Direction> Transcribe every record that appears below, exactly and in full.

(Dataset records)
************

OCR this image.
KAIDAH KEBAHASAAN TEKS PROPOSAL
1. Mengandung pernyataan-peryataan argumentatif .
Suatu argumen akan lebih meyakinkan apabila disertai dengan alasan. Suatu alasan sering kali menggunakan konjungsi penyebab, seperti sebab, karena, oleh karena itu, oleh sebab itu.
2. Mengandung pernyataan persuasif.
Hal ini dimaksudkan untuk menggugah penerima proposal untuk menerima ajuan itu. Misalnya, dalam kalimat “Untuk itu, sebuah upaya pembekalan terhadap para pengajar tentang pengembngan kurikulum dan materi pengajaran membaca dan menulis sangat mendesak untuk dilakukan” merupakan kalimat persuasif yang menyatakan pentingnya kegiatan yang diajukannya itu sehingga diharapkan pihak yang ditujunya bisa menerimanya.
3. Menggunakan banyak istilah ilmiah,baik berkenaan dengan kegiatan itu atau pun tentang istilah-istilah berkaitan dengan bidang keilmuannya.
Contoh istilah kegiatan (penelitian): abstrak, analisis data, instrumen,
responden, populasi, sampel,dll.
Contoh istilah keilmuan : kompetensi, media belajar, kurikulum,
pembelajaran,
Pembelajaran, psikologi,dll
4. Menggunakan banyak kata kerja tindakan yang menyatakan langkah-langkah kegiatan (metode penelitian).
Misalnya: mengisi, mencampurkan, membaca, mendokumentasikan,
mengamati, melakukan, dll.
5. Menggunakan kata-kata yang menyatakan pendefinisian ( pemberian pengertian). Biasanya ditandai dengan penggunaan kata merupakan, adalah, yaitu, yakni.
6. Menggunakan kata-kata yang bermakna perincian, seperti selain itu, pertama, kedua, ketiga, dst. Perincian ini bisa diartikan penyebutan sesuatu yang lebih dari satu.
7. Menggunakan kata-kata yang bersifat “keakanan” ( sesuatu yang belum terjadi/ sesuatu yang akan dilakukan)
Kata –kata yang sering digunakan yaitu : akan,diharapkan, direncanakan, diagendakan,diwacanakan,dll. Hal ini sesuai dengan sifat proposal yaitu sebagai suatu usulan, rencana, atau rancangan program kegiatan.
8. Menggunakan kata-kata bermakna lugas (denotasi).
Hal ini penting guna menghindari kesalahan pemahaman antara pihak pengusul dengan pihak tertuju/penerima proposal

************

Output below>
OCR this image.
KAIDAH KEBAHASAAN TEKS PROPOSAL
1. Mengandung pernyataan-peryataan argumentatif .
Suatu argumen akan lebih meyakinkan apabila disertai dengan alasan. Suatu alasan sering kali menggunakan konjungsi penyebab, seperti sebab, karena, oleh karena itu, oleh sebab itu.
2. Mengandung pernyataan persuasif.
Hal ini dimaksudkan untuk menggugah penerima proposal untuk menerima ajuan itu. Misalnya, dalam kalimat “Untuk itu, sebuah upaya pembekalan terhadap para pengajar tentang pengembngan kurikulum dan materi pengajaran membaca dan menulis sangat mendesak untuk dilakukan” merupakan kalimat persuasif yang menyatakan pentingnya kegiatan yang diajukannya itu sehingga diharapkan pihak yang ditujunya bisa menerimanya.
3. Menggunakan banyak istilah ilmiah,baik berkenaan dengan kegiatan itu atau pun tentang istilah-istilah berkaitan dengan bidang keilmuannya.
Contoh istilah kegiatan (penelitian): abstrak, analisis data, instrumen,
responden, populasi, sampel,dll.
Contoh istilah keilmuan : kompetensi, media belajar, kurikulum,
pembelajaran,
Pembelajaran, psikologi,dll
4. Menggunakan banyak kata kerja tindakan yang menyatakan langkah-langkah kegiatan (metode penelitian).
Misalnya: mengisi, mencampurkan, membaca, mendokumentasikan,
mengamati, melakukan, dll.
5. Menggunakan kata-kata yang menyatakan pendefinisian ( pemberian pengertian). Biasanya ditandai dengan penggunaan kata merupakan, adalah, yaitu, yakni.
6. Menggunakan kata-kata yang bermakna perincian, seperti selain itu, pertama, kedua, ketiga, dst. Perincian ini bisa diartikan penyebutan sesuatu yang lebih dari satu.
7. Menggunakan kata-kata yang bersifat “keakanan” ( sesuatu yang belum terjadi/ sesuatu yang akan dilakukan)
Kata –kata yang sering digunakan yaitu : akan,diharapkan, direncanakan, diagendakan,diwacanakan,dll. Hal ini sesuai dengan sifat proposal yaitu sebagai suatu usulan, rencana, atau rancangan program kegiatan.
8. Menggunakan kata-kata bermakna lugas (denotasi).
Hal ini penting guna menghindari kesalahan pemahaman antara pihak pengusul dengan pihak tertuju/penerima proposal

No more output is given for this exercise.